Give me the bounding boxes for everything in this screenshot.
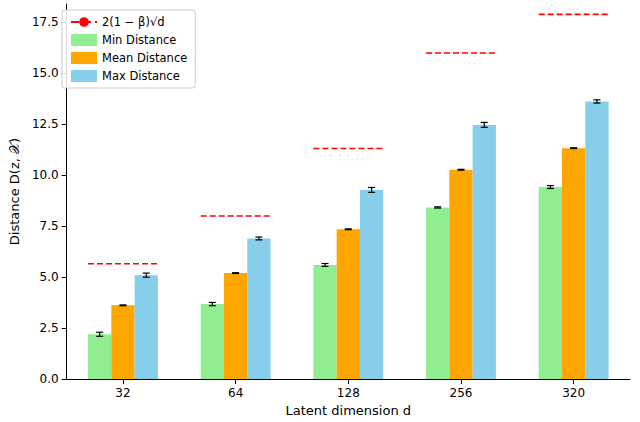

|---|

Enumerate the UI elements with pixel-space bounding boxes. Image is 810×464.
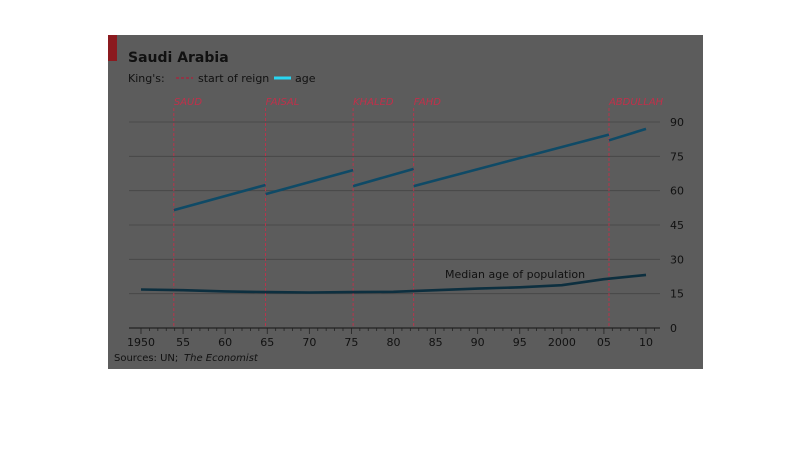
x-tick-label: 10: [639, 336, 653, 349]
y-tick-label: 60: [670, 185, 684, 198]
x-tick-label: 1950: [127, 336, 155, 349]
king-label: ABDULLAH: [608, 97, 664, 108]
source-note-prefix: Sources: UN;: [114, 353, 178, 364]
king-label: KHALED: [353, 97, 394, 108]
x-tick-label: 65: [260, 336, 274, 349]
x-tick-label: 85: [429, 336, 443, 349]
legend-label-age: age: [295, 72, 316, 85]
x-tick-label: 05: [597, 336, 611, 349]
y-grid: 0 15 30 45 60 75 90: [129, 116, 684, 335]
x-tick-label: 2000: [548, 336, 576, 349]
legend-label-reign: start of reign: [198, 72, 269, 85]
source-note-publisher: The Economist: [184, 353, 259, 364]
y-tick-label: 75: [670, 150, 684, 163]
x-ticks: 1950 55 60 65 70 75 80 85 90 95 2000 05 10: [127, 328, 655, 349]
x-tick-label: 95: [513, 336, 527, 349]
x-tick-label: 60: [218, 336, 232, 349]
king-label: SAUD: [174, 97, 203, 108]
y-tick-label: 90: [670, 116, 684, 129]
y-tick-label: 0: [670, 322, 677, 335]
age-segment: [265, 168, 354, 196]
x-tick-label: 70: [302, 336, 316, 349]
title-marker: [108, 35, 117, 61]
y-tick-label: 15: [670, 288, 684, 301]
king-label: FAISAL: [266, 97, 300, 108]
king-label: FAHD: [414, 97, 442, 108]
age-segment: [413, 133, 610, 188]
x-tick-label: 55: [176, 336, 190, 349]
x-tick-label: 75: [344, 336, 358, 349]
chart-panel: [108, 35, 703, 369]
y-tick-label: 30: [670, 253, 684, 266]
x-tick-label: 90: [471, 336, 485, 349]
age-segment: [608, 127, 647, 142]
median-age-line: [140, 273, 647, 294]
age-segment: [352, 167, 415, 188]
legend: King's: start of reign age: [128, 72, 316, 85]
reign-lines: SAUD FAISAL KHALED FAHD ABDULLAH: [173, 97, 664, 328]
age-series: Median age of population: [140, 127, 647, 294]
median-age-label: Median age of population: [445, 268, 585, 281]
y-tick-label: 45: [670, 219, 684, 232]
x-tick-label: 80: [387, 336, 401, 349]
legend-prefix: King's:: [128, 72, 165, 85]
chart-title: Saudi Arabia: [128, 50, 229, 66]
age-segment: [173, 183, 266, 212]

|---|

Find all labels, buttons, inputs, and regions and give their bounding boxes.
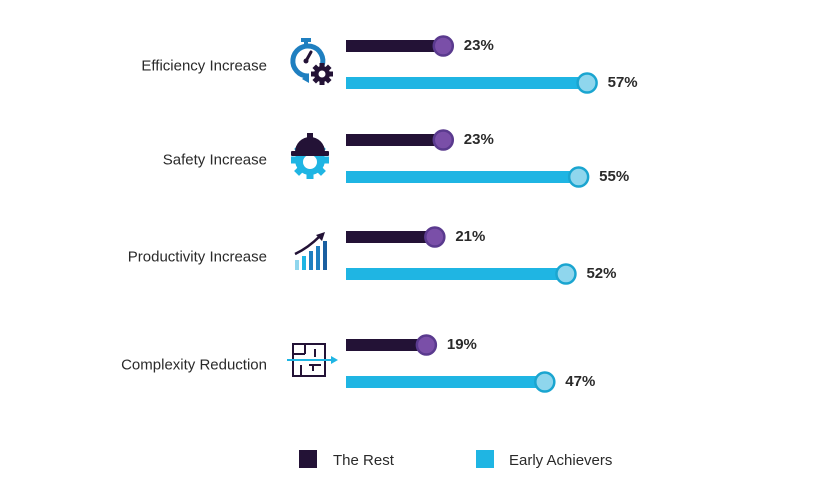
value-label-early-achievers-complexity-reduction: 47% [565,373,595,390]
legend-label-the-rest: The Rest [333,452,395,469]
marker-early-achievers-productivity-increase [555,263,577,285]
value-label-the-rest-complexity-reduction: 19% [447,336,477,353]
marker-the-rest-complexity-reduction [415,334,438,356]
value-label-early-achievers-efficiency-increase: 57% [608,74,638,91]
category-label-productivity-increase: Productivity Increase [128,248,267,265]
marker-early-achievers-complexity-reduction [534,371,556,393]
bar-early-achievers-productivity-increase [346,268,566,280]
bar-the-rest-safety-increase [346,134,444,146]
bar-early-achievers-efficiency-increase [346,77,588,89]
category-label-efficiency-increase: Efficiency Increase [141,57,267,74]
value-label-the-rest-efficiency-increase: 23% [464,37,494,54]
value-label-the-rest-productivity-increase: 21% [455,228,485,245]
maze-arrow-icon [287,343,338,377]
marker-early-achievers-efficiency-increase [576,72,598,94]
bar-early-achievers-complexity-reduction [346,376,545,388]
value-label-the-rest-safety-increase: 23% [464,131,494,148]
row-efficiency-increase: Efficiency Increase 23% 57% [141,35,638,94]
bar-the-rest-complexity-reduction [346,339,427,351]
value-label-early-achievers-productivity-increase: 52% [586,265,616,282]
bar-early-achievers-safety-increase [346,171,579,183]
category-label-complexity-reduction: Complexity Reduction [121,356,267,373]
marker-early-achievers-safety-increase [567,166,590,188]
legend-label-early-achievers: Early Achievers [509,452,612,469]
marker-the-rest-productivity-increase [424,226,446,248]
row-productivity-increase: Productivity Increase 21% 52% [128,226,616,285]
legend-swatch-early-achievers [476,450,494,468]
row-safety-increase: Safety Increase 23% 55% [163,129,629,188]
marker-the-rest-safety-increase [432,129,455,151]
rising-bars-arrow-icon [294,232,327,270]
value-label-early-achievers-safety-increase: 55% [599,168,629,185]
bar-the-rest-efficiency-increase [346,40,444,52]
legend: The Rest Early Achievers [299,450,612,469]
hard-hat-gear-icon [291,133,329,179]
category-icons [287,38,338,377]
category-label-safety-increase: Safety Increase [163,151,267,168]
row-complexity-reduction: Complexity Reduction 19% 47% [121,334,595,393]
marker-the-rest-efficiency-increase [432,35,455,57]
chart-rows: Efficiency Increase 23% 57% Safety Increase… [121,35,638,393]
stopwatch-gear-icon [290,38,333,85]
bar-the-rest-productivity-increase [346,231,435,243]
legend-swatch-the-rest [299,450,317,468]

|---|

Work instructions | In the data, take the lines from the line with "Enumerate the UI" to the line with "y-tick-label: 90: [670, 116, 684, 129]" and substitute "ruler-label" for every "king-label", leaving everything else unchanged. Give only those lines, without the pictures.

Full response |
Enumerate the UI elements with pixel-space bounding boxes. Image is 810×464.
x-tick-label: 10: [639, 336, 653, 349]
y-tick-label: 60: [670, 185, 684, 198]
x-tick-label: 1950: [127, 336, 155, 349]
ruler-label: ABDULLAH: [608, 97, 664, 108]
source-note-prefix: Sources: UN;: [114, 353, 178, 364]
ruler-label: KHALED: [353, 97, 394, 108]
x-tick-label: 65: [260, 336, 274, 349]
x-tick-label: 85: [429, 336, 443, 349]
legend-label-age: age: [295, 72, 316, 85]
x-tick-label: 05: [597, 336, 611, 349]
y-grid: 0 15 30 45 60 75 90: [129, 116, 684, 335]
x-tick-label: 2000: [548, 336, 576, 349]
legend-label-reign: start of reign: [198, 72, 269, 85]
source-note-publisher: The Economist: [184, 353, 259, 364]
y-tick-label: 75: [670, 150, 684, 163]
x-ticks: 1950 55 60 65 70 75 80 85 90 95 2000 05 10: [127, 328, 655, 349]
x-tick-label: 95: [513, 336, 527, 349]
x-tick-label: 60: [218, 336, 232, 349]
ruler-label: SAUD: [174, 97, 203, 108]
y-tick-label: 90: [670, 116, 684, 129]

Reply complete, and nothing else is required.